Problem statement: Give the entries back exactly, dropping each image.

Entries from a dataset:
• • • • • • •
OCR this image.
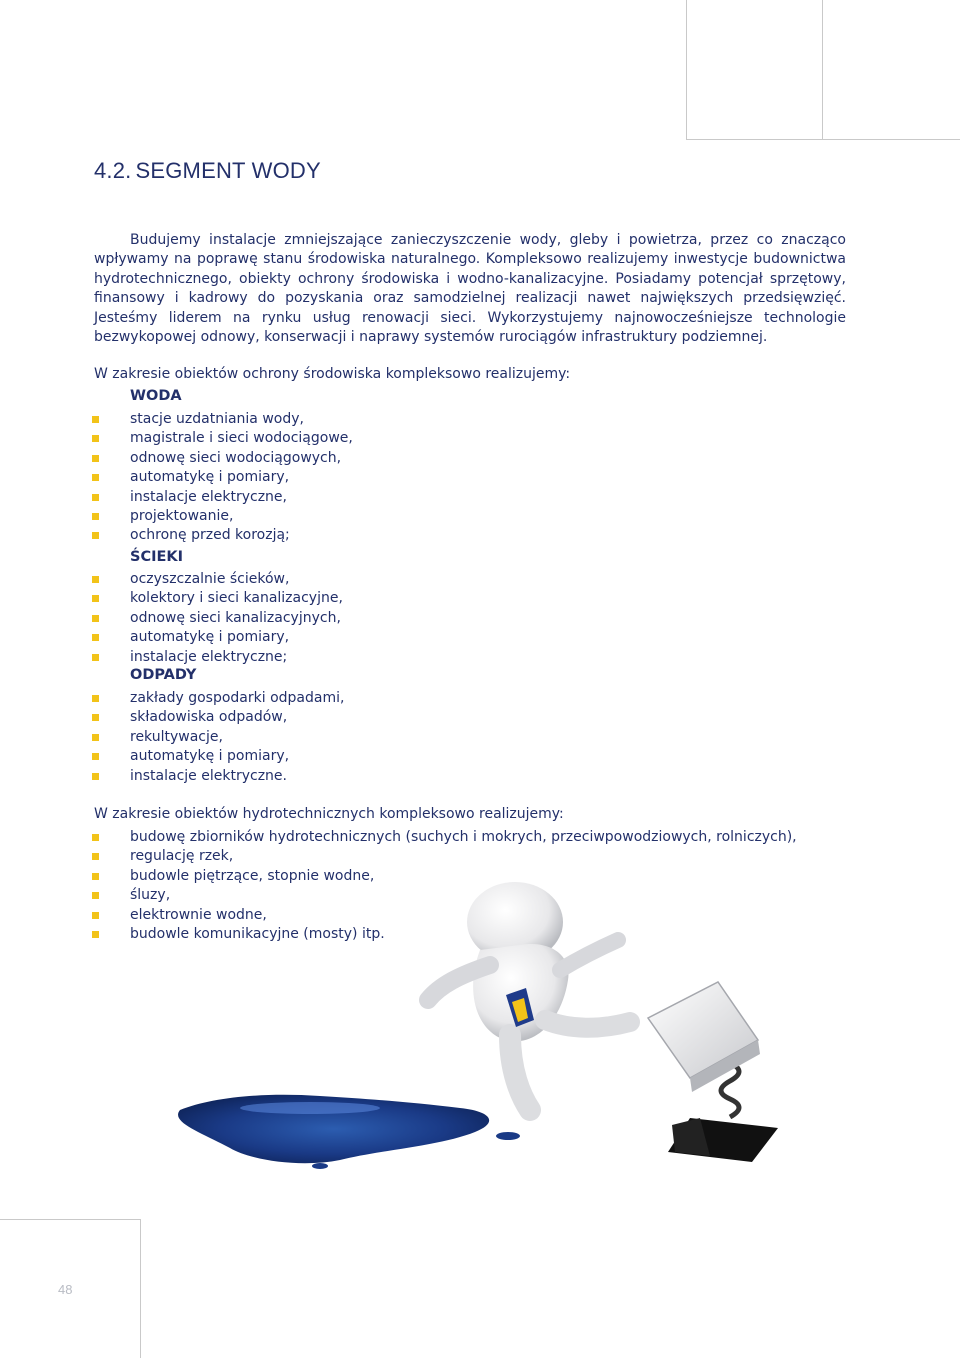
4.2. SEGMENT WODY

Budujemy instalacje zmniejszające zanieczyszczenie wody, gleby i powietrza, przez co znacząco wpływamy na poprawę stanu środowiska naturalnego. Kompleksowo realizujemy inwestycje budownictwa hydrotechnicznego, obiekty ochrony środowiska i wodno-kanalizacyjne. Posiadamy potencjał sprzętowy, finansowy i kadrowy do pozyskania oraz samodzielnej realizacji nawet największych przedsięwzięć. Jesteśmy liderem na rynku usług renowacji sieci. Wykorzystujemy najnowocześniejsze technologie bezwykopowej odnowy, konserwacji i naprawy systemów rurociągów infrastruktury podziemnej.

W zakresie obiektów ochrony środowiska kompleksowo realizujemy:

WODA

stacje uzdatniania wody,
magistrale i sieci wodociągowe,
odnowę sieci wodociągowych,
automatykę i pomiary,
instalacje elektryczne,
projektowanie,
ochronę przed korozją;

ŚCIEKI

oczyszczalnie ścieków,
kolektory i sieci kanalizacyjne,
odnowę sieci kanalizacyjnych,
automatykę i pomiary,
instalacje elektryczne;

ODPADY

zakłady gospodarki odpadami,
składowiska odpadów,
rekultywacje,
automatykę i pomiary,
instalacje elektryczne.

W zakresie obiektów hydrotechnicznych kompleksowo realizujemy:

budowę zbiorników hydrotechnicznych (suchych i mokrych, przeciwpowodziowych, rolniczych),
regulację rzek,
budowle piętrzące, stopnie wodne,
śluzy,
elektrownie wodne,
budowle komunikacyjne (mosty) itp.
48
• • • • • • •
Solution for this exercise:
OCR this image.
4.2. SEGMENT WODY

Budujemy instalacje zmniejszające zanieczyszczenie wody, gleby i powietrza, przez co znacząco wpływamy na poprawę stanu środowiska naturalnego. Kompleksowo realizujemy inwestycje budownictwa hydrotechnicznego, obiekty ochrony środowiska i wodno-kanalizacyjne. Posiadamy potencjał sprzętowy, finansowy i kadrowy do pozyskania oraz samodzielnej realizacji nawet największych przedsięwzięć. Jesteśmy liderem na rynku usług renowacji sieci. Wykorzystujemy najnowocześniejsze technologie bezwykopowej odnowy, konserwacji i naprawy systemów rurociągów infrastruktury podziemnej.

W zakresie obiektów ochrony środowiska kompleksowo realizujemy:

WODA

stacje uzdatniania wody,
magistrale i sieci wodociągowe,
odnowę sieci wodociągowych,
automatykę i pomiary,
instalacje elektryczne,
projektowanie,
ochronę przed korozją;

ŚCIEKI

oczyszczalnie ścieków,
kolektory i sieci kanalizacyjne,
odnowę sieci kanalizacyjnych,
automatykę i pomiary,
instalacje elektryczne;

ODPADY

zakłady gospodarki odpadami,
składowiska odpadów,
rekultywacje,
automatykę i pomiary,
instalacje elektryczne.

W zakresie obiektów hydrotechnicznych kompleksowo realizujemy:

budowę zbiorników hydrotechnicznych (suchych i mokrych, przeciwpowodziowych, rolniczych),
regulację rzek,
budowle piętrzące, stopnie wodne,
śluzy,
elektrownie wodne,
budowle komunikacyjne (mosty) itp.
48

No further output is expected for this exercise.